## Exercise aim
Extract the full listing below without altering a single character.

[Part of a data file]
■ ■ ■
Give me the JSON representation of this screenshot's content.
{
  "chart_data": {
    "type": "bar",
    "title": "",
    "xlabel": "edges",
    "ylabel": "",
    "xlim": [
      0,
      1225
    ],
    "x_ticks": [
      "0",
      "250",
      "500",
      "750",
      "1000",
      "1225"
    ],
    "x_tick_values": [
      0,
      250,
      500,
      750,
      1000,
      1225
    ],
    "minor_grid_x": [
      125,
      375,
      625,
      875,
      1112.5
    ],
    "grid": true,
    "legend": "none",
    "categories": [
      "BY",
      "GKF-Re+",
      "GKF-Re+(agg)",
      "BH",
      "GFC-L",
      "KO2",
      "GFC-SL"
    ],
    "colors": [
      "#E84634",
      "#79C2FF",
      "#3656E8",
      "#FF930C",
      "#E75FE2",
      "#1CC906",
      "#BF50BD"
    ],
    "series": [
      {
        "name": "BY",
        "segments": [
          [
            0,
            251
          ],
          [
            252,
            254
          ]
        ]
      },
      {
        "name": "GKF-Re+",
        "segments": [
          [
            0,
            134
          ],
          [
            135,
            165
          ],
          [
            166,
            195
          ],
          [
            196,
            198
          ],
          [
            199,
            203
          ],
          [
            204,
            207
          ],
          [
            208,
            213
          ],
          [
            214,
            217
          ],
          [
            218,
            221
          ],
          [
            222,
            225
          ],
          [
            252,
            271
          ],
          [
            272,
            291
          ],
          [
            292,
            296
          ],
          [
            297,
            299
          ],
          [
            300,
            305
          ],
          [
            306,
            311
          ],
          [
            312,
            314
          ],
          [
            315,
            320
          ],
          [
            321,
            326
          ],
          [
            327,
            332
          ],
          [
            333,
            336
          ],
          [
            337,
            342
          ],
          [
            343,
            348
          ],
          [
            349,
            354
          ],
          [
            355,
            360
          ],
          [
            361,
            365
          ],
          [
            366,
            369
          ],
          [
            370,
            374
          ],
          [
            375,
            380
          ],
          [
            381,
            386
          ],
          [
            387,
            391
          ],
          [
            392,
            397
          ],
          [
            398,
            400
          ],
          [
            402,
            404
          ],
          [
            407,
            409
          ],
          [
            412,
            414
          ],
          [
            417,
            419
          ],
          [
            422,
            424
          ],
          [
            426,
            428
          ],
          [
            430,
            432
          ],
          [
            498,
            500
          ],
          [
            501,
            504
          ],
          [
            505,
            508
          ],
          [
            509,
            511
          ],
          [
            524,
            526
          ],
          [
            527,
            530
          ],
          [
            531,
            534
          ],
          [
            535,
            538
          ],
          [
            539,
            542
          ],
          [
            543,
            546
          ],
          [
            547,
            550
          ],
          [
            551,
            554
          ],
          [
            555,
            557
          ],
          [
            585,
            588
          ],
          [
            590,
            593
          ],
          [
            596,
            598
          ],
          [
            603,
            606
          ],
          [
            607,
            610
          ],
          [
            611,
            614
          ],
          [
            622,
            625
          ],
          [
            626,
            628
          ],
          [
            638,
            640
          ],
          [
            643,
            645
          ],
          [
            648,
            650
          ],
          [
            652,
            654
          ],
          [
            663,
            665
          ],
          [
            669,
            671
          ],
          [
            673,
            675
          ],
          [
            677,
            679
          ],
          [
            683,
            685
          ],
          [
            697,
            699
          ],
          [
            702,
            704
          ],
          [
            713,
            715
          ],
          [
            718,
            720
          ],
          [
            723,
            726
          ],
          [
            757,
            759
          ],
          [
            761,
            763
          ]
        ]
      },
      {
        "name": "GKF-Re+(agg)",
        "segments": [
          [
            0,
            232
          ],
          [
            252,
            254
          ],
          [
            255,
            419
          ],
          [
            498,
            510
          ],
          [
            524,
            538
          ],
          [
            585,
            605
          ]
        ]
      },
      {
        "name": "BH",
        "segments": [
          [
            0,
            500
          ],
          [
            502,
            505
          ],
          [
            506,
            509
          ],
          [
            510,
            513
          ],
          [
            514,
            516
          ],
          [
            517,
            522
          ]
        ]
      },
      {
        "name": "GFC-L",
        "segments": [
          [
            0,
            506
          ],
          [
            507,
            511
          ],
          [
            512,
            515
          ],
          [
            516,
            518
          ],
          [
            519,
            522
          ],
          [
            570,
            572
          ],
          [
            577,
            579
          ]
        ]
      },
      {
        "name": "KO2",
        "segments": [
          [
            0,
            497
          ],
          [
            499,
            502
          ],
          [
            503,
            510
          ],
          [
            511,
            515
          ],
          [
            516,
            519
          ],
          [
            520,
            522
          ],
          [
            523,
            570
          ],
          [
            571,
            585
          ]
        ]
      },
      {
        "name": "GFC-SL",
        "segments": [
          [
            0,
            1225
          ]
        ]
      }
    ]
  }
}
■ ■ ■
## Output for this task
Give me the JSON representation of this screenshot's content.
{
  "chart_data": {
    "type": "bar",
    "title": "",
    "xlabel": "edges",
    "ylabel": "",
    "xlim": [
      0,
      1225
    ],
    "x_ticks": [
      "0",
      "250",
      "500",
      "750",
      "1000",
      "1225"
    ],
    "x_tick_values": [
      0,
      250,
      500,
      750,
      1000,
      1225
    ],
    "minor_grid_x": [
      125,
      375,
      625,
      875,
      1112.5
    ],
    "grid": true,
    "legend": "none",
    "categories": [
      "BY",
      "GKF-Re+",
      "GKF-Re+(agg)",
      "BH",
      "GFC-L",
      "KO2",
      "GFC-SL"
    ],
    "colors": [
      "#E84634",
      "#79C2FF",
      "#3656E8",
      "#FF930C",
      "#E75FE2",
      "#1CC906",
      "#BF50BD"
    ],
    "series": [
      {
        "name": "BY",
        "segments": [
          [
            0,
            251
          ],
          [
            252,
            254
          ]
        ]
      },
      {
        "name": "GKF-Re+",
        "segments": [
          [
            0,
            134
          ],
          [
            135,
            165
          ],
          [
            166,
            195
          ],
          [
            196,
            198
          ],
          [
            199,
            203
          ],
          [
            204,
            207
          ],
          [
            208,
            213
          ],
          [
            214,
            217
          ],
          [
            218,
            221
          ],
          [
            222,
            225
          ],
          [
            252,
            271
          ],
          [
            272,
            291
          ],
          [
            292,
            296
          ],
          [
            297,
            299
          ],
          [
            300,
            305
          ],
          [
            306,
            311
          ],
          [
            312,
            314
          ],
          [
            315,
            320
          ],
          [
            321,
            326
          ],
          [
            327,
            332
          ],
          [
            333,
            336
          ],
          [
            337,
            342
          ],
          [
            343,
            348
          ],
          [
            349,
            354
          ],
          [
            355,
            360
          ],
          [
            361,
            365
          ],
          [
            366,
            369
          ],
          [
            370,
            374
          ],
          [
            375,
            380
          ],
          [
            381,
            386
          ],
          [
            387,
            391
          ],
          [
            392,
            397
          ],
          [
            398,
            400
          ],
          [
            402,
            404
          ],
          [
            407,
            409
          ],
          [
            412,
            414
          ],
          [
            417,
            419
          ],
          [
            422,
            424
          ],
          [
            426,
            428
          ],
          [
            430,
            432
          ],
          [
            498,
            500
          ],
          [
            501,
            504
          ],
          [
            505,
            508
          ],
          [
            509,
            511
          ],
          [
            524,
            526
          ],
          [
            527,
            530
          ],
          [
            531,
            534
          ],
          [
            535,
            538
          ],
          [
            539,
            542
          ],
          [
            543,
            546
          ],
          [
            547,
            550
          ],
          [
            551,
            554
          ],
          [
            555,
            557
          ],
          [
            585,
            588
          ],
          [
            590,
            593
          ],
          [
            596,
            598
          ],
          [
            603,
            606
          ],
          [
            607,
            610
          ],
          [
            611,
            614
          ],
          [
            622,
            625
          ],
          [
            626,
            628
          ],
          [
            638,
            640
          ],
          [
            643,
            645
          ],
          [
            648,
            650
          ],
          [
            652,
            654
          ],
          [
            663,
            665
          ],
          [
            669,
            671
          ],
          [
            673,
            675
          ],
          [
            677,
            679
          ],
          [
            683,
            685
          ],
          [
            697,
            699
          ],
          [
            702,
            704
          ],
          [
            713,
            715
          ],
          [
            718,
            720
          ],
          [
            723,
            726
          ],
          [
            757,
            759
          ],
          [
            761,
            763
          ]
        ]
      },
      {
        "name": "GKF-Re+(agg)",
        "segments": [
          [
            0,
            232
          ],
          [
            252,
            254
          ],
          [
            255,
            419
          ],
          [
            498,
            510
          ],
          [
            524,
            538
          ],
          [
            585,
            605
          ]
        ]
      },
      {
        "name": "BH",
        "segments": [
          [
            0,
            500
          ],
          [
            502,
            505
          ],
          [
            506,
            509
          ],
          [
            510,
            513
          ],
          [
            514,
            516
          ],
          [
            517,
            522
          ]
        ]
      },
      {
        "name": "GFC-L",
        "segments": [
          [
            0,
            506
          ],
          [
            507,
            511
          ],
          [
            512,
            515
          ],
          [
            516,
            518
          ],
          [
            519,
            522
          ],
          [
            570,
            572
          ],
          [
            577,
            579
          ]
        ]
      },
      {
        "name": "KO2",
        "segments": [
          [
            0,
            497
          ],
          [
            499,
            502
          ],
          [
            503,
            510
          ],
          [
            511,
            515
          ],
          [
            516,
            519
          ],
          [
            520,
            522
          ],
          [
            523,
            570
          ],
          [
            571,
            585
          ]
        ]
      },
      {
        "name": "GFC-SL",
        "segments": [
          [
            0,
            1225
          ]
        ]
      }
    ]
  }
}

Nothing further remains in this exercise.